## WHAT IS EXPECTED
Which lines hold the string "first"? Copy every one of them.
##########
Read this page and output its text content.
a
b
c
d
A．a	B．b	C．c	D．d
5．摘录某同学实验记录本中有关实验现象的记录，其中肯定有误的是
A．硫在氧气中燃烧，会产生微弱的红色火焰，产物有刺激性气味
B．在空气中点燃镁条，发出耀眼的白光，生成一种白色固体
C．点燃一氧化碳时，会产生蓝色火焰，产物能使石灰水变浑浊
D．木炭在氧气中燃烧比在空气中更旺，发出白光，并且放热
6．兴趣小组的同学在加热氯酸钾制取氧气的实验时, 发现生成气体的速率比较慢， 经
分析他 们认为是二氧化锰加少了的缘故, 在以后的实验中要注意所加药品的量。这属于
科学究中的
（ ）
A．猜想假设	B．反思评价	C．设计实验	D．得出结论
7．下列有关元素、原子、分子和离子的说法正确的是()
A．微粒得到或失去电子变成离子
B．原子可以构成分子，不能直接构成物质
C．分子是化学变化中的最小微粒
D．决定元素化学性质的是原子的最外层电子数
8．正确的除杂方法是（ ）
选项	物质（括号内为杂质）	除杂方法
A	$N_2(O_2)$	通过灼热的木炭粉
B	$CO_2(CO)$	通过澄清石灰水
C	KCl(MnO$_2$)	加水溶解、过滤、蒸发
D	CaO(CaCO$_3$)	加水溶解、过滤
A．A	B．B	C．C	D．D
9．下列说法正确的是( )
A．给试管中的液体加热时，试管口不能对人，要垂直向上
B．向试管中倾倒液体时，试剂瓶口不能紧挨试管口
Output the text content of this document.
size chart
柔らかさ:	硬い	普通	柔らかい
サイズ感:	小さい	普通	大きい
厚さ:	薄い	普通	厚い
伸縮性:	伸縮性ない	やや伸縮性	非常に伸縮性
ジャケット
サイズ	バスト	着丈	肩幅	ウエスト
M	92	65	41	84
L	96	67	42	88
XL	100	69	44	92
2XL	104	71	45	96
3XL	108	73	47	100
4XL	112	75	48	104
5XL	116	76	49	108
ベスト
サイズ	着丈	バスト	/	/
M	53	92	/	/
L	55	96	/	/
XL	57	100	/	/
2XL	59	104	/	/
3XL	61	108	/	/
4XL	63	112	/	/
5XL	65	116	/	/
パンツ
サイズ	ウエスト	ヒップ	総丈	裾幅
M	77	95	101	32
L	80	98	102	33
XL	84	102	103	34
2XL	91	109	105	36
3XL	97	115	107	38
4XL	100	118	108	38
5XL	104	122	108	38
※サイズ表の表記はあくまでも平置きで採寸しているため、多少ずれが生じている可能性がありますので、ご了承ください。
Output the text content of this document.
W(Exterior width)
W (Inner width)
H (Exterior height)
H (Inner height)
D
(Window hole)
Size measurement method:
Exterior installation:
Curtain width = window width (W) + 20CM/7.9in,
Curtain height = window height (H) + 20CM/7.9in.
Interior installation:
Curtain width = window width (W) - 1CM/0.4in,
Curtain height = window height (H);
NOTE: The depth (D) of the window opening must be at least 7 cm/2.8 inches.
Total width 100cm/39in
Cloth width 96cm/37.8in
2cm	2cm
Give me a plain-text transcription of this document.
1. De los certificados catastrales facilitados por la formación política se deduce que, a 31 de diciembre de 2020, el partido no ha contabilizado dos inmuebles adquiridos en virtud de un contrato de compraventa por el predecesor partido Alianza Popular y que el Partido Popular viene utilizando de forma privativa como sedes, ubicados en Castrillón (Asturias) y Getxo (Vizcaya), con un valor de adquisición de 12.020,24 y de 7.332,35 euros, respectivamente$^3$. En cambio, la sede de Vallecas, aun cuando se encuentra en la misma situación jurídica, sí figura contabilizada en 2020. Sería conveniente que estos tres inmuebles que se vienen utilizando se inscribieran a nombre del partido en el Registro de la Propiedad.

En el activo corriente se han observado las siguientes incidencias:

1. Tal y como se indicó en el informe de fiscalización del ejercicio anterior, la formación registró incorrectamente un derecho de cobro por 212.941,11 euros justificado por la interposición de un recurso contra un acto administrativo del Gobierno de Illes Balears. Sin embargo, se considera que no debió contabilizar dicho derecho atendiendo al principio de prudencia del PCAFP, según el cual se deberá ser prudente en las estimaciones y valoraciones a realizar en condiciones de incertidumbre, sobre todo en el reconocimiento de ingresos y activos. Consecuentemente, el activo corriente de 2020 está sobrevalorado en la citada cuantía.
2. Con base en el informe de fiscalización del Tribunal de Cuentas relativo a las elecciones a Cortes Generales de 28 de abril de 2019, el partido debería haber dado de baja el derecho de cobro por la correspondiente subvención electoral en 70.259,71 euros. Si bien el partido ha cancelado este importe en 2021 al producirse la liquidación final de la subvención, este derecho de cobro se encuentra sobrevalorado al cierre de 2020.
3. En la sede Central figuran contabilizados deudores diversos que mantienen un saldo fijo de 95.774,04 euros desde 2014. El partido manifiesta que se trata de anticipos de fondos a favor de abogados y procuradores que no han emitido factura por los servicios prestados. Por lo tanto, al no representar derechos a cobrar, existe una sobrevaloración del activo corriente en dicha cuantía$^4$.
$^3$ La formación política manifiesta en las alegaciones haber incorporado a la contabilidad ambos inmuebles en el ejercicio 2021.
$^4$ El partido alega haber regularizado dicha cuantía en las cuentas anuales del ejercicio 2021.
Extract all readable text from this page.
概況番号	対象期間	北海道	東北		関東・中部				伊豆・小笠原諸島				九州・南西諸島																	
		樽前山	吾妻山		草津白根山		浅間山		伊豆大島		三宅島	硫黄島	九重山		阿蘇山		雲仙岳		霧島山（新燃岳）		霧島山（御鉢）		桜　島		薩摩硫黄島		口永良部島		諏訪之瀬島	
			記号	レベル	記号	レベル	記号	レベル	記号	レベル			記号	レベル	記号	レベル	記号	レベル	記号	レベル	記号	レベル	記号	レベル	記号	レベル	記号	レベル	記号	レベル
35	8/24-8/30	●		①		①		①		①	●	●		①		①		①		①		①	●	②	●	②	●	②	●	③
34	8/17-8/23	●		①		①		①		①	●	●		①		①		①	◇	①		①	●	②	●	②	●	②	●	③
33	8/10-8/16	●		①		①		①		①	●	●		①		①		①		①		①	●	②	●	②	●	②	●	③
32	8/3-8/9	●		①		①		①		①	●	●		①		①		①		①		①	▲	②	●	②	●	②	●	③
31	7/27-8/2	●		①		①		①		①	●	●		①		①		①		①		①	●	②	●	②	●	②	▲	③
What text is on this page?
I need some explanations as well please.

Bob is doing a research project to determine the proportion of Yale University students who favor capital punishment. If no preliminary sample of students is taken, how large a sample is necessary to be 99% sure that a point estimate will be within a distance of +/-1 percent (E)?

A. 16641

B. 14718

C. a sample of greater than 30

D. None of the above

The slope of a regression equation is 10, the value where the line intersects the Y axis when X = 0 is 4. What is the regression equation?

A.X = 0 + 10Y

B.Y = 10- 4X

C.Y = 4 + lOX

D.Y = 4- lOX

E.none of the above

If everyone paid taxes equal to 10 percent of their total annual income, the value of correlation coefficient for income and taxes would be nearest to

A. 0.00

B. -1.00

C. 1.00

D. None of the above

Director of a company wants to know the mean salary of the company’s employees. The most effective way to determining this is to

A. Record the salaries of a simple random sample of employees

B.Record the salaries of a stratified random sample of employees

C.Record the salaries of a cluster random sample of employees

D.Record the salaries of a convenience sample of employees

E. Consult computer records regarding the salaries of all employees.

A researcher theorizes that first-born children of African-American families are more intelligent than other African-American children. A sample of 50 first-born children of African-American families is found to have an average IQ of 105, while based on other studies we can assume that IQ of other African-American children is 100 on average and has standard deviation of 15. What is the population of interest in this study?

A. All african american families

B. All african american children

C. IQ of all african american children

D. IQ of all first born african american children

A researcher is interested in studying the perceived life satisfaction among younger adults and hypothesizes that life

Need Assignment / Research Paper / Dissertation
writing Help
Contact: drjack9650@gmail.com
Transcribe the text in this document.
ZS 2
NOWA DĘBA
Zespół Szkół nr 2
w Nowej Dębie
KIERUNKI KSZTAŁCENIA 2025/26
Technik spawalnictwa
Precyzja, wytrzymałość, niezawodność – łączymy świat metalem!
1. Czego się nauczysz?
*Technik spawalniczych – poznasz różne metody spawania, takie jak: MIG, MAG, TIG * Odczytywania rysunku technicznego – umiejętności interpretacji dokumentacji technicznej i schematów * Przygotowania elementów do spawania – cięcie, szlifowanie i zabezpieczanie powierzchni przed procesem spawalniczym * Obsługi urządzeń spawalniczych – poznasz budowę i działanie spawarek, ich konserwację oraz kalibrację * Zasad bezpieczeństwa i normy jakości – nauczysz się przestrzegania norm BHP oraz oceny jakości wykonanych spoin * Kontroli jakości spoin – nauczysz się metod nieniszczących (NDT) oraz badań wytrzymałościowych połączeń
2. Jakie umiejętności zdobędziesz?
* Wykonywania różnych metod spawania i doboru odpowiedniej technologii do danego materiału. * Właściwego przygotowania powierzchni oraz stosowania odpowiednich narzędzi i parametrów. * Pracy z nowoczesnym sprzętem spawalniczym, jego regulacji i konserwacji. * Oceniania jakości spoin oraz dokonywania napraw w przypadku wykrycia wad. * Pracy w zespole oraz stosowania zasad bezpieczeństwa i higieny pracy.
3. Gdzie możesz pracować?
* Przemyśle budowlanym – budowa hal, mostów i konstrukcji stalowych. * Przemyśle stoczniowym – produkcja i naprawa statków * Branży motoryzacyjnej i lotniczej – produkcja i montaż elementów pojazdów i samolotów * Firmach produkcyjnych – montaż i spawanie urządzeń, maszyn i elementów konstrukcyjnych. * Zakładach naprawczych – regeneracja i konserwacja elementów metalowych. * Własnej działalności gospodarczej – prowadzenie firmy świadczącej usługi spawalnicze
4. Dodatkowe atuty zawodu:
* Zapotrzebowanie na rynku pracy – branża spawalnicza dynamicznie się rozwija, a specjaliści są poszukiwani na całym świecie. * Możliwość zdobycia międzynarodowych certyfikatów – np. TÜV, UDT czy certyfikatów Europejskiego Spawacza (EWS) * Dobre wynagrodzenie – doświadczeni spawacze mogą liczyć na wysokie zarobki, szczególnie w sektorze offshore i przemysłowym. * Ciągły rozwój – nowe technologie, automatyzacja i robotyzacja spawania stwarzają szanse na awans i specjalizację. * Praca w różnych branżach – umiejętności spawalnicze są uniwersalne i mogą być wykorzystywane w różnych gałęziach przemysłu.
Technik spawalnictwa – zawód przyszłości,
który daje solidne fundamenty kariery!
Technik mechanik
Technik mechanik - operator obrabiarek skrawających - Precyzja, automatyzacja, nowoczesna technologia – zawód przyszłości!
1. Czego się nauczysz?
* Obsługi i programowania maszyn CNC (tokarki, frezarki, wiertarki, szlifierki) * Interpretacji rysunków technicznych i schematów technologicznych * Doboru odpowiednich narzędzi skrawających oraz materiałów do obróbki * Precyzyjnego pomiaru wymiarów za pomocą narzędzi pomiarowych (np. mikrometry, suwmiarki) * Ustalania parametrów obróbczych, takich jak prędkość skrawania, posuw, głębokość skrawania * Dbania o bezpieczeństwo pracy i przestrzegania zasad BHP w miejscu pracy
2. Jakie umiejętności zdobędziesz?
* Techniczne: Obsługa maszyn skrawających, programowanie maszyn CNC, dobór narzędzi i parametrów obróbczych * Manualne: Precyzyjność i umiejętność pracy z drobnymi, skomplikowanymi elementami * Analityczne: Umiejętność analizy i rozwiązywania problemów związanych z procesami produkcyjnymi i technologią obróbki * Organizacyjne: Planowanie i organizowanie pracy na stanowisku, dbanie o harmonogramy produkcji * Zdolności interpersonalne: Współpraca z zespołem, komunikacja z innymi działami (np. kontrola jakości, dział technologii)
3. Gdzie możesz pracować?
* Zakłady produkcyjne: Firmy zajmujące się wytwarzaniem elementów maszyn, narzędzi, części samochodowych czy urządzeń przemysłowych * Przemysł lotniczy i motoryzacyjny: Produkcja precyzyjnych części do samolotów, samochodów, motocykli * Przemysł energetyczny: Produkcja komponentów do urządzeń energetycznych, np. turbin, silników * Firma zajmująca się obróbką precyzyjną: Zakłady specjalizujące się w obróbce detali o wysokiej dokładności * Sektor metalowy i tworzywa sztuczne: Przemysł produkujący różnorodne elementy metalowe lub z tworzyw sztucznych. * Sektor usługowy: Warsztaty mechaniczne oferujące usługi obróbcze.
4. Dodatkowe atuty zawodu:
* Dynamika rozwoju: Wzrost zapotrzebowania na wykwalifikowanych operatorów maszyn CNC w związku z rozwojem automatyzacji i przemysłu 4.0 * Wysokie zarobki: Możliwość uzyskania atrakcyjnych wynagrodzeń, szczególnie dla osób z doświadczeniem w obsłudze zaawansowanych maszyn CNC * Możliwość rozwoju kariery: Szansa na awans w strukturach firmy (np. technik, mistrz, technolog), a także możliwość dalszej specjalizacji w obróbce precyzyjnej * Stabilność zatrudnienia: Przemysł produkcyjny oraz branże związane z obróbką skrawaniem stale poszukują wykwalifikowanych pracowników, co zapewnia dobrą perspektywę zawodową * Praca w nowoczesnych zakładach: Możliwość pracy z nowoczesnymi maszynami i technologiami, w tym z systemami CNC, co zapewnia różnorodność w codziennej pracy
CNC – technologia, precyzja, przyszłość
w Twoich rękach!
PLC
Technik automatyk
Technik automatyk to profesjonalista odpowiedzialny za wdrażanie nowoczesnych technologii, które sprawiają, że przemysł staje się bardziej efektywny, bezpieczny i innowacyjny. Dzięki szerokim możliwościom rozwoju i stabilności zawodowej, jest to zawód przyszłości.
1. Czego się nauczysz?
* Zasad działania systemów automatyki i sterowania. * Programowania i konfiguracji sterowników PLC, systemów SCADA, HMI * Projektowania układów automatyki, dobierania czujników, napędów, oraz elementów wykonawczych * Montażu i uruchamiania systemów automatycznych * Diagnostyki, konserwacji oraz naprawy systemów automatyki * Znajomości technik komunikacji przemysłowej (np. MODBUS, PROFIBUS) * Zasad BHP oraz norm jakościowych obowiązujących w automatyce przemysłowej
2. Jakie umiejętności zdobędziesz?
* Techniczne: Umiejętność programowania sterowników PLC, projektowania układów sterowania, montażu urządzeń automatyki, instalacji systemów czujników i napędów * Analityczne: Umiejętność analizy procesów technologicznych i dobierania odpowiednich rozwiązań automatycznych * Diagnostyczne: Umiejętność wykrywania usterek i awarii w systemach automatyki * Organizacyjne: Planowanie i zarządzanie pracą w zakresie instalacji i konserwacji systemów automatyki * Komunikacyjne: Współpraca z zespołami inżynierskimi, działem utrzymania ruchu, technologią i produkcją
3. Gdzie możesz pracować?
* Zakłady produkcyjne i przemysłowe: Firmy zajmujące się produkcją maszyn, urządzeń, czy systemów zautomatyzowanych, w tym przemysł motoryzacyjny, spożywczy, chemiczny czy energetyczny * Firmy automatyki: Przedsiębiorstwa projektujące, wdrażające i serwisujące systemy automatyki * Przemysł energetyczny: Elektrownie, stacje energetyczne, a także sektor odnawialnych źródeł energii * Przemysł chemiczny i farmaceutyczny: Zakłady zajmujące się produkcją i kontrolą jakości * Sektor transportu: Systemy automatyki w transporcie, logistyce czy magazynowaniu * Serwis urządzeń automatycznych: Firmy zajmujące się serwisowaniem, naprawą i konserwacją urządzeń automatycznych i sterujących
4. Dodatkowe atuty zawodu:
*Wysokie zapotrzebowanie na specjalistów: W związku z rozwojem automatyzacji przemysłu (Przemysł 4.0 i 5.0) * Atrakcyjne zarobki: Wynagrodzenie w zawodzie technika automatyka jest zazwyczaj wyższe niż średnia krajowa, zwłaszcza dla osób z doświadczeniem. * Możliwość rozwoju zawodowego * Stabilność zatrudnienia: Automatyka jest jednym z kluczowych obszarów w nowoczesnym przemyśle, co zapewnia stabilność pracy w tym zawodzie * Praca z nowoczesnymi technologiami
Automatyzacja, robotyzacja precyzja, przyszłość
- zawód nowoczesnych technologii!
##########
## EXPECTED ANSWER
A researcher theorizes that first-born children of African-American families are more intelligent than other African-American children. A sample of 50 first-born children of African-American families is found to have an average IQ of 105, while based on other studies we can assume that IQ of other African-American children is 100 on average and has standard deviation of 15. What is the population of interest in this study?
D. IQ of all first born african american children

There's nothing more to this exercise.